**WRITTEN TASK**
Using the records below, please work out how many lines contain "PRODUÇÃO"; answer with the number alone.

**THE INPUT**
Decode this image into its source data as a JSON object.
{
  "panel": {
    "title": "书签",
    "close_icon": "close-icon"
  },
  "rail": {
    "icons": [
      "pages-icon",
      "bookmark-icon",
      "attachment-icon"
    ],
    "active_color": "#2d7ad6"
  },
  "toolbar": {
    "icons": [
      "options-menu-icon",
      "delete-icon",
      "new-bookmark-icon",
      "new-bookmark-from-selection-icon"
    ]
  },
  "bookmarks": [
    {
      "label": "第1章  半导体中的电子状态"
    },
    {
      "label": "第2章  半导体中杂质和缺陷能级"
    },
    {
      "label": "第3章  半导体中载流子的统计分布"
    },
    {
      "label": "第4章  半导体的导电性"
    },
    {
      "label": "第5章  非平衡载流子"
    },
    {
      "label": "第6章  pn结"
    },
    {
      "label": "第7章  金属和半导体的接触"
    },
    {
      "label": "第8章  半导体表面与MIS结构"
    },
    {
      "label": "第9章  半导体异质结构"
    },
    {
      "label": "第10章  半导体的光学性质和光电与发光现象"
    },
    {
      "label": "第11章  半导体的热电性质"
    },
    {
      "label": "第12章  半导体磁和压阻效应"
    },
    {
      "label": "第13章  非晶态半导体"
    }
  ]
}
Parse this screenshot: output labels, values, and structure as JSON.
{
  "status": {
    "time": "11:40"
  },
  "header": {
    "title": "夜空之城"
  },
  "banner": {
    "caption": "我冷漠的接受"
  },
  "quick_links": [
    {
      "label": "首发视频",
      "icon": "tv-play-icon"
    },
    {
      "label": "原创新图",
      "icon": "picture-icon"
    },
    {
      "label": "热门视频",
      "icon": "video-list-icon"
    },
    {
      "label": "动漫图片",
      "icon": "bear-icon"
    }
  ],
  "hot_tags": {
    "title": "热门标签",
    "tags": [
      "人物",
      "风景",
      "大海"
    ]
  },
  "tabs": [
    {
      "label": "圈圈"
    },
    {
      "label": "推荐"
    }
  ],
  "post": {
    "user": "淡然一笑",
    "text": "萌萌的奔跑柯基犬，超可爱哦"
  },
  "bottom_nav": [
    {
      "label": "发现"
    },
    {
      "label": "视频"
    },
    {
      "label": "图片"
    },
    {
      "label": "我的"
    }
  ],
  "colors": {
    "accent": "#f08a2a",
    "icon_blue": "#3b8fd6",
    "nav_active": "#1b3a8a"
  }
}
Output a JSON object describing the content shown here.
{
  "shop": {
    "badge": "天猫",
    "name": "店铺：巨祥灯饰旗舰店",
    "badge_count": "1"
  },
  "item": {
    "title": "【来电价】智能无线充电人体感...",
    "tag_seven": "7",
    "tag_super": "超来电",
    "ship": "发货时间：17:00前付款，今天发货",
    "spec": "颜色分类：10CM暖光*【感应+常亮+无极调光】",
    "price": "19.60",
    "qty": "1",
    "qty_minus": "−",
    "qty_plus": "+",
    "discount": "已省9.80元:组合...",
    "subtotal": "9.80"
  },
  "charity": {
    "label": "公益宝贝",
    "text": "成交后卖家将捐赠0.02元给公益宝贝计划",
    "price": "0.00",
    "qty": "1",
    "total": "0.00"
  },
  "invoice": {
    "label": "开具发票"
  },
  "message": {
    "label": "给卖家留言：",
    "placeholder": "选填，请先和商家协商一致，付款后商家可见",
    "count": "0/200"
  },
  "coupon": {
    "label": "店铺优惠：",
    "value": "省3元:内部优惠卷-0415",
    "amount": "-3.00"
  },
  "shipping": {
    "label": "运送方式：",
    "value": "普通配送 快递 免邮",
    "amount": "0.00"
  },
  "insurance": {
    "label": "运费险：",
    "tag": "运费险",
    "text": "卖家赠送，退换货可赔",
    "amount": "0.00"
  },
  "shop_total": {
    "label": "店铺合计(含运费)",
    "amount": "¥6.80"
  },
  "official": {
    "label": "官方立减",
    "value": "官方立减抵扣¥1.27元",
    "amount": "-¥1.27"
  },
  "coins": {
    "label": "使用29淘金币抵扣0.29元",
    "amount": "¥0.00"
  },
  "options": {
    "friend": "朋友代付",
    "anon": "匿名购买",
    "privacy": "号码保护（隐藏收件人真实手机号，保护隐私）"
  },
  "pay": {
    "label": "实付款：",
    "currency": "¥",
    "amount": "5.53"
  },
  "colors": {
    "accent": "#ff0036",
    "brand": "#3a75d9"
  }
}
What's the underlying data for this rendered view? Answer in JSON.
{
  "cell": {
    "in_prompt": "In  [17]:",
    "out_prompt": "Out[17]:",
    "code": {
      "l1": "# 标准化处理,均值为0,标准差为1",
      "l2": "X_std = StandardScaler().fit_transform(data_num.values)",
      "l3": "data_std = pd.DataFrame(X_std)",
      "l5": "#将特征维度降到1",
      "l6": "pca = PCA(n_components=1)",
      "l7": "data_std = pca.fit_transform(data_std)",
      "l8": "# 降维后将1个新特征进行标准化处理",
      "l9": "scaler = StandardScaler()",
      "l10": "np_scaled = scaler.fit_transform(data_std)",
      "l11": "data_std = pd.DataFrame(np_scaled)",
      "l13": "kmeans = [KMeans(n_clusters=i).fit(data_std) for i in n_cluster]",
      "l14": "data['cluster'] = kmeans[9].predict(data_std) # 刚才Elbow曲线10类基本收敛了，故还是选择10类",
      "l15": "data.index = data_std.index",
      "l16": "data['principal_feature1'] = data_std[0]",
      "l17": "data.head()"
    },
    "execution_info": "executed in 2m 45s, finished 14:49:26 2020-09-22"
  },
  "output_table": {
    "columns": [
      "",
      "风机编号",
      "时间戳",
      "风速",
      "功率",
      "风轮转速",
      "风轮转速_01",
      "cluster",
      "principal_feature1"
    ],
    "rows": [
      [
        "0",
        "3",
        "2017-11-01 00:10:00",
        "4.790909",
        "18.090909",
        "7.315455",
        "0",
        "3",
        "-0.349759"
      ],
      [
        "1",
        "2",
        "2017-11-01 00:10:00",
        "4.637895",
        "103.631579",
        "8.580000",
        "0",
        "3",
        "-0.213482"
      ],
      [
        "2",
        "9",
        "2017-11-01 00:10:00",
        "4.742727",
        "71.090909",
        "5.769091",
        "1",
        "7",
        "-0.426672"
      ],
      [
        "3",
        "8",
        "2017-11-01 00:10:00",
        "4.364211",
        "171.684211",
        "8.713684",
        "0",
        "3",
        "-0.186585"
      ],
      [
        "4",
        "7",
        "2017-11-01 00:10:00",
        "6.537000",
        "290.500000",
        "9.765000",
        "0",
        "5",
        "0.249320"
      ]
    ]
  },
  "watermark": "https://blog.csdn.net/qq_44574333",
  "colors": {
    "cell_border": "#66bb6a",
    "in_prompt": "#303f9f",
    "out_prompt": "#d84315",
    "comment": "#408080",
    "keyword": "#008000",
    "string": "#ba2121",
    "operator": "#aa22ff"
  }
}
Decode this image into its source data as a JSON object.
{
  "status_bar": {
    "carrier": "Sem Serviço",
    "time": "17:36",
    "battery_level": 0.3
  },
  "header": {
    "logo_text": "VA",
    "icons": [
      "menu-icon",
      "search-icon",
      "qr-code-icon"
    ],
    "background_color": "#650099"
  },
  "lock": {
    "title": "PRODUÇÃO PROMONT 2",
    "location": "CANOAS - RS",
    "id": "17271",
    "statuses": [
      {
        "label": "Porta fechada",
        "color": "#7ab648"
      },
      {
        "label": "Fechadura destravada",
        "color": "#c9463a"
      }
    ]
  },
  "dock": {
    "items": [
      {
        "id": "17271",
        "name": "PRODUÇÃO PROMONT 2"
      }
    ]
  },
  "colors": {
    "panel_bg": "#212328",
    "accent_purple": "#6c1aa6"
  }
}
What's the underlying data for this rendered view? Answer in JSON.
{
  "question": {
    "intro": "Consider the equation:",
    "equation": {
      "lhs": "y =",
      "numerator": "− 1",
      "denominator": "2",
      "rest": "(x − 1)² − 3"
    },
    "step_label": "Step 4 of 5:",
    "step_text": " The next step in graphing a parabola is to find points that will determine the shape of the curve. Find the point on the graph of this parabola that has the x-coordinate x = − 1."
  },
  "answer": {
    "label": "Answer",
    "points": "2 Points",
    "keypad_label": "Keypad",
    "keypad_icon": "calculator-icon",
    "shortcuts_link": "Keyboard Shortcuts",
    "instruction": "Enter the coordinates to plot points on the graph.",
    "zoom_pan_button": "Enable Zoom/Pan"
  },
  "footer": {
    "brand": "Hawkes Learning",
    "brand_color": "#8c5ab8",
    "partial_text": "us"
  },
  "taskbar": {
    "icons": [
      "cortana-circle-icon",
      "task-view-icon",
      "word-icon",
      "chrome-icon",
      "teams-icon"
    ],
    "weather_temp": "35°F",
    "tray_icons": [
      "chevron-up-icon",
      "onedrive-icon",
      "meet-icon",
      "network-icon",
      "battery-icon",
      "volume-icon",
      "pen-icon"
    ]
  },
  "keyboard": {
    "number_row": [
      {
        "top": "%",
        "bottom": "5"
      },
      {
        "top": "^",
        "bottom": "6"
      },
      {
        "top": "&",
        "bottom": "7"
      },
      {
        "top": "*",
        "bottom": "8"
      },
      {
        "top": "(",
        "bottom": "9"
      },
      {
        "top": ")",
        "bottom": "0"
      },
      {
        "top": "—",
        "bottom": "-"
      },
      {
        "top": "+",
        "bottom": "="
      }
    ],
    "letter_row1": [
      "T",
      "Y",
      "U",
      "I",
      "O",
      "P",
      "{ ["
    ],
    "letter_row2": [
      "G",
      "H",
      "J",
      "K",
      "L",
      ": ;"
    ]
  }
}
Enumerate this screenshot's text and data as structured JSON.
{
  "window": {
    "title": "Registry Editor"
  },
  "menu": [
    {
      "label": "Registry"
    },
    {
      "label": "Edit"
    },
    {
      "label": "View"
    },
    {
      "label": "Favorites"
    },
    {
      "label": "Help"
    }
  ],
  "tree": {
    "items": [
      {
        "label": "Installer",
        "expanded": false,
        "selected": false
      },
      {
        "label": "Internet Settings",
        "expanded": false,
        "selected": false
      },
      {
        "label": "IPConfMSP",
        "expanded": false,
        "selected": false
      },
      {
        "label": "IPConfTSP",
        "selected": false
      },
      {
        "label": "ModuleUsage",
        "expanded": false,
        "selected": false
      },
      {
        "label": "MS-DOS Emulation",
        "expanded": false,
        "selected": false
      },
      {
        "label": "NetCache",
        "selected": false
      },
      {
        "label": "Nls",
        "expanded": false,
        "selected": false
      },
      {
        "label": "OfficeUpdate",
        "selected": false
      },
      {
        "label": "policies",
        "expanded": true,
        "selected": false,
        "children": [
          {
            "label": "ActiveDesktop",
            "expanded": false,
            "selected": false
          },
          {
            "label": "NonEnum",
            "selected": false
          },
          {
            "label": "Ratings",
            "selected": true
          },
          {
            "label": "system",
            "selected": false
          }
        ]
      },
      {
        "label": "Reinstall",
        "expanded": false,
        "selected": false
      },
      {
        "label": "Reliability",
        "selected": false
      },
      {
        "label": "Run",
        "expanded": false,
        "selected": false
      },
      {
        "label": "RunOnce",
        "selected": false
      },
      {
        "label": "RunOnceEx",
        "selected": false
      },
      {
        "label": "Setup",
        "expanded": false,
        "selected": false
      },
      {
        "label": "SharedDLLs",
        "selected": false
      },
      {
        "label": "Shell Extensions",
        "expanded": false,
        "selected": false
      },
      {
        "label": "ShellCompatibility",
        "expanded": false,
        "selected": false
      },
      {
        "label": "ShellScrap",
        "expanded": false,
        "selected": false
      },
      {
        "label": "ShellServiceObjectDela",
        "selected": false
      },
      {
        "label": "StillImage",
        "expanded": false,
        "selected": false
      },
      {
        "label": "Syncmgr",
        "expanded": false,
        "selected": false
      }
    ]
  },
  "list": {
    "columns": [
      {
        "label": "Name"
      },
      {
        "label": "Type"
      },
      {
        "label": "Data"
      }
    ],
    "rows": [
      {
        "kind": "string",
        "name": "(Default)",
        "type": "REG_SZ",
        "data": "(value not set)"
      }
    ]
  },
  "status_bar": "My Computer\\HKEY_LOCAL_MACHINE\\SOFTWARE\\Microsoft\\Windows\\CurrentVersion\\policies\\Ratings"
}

**WRITTEN ANSWER**
2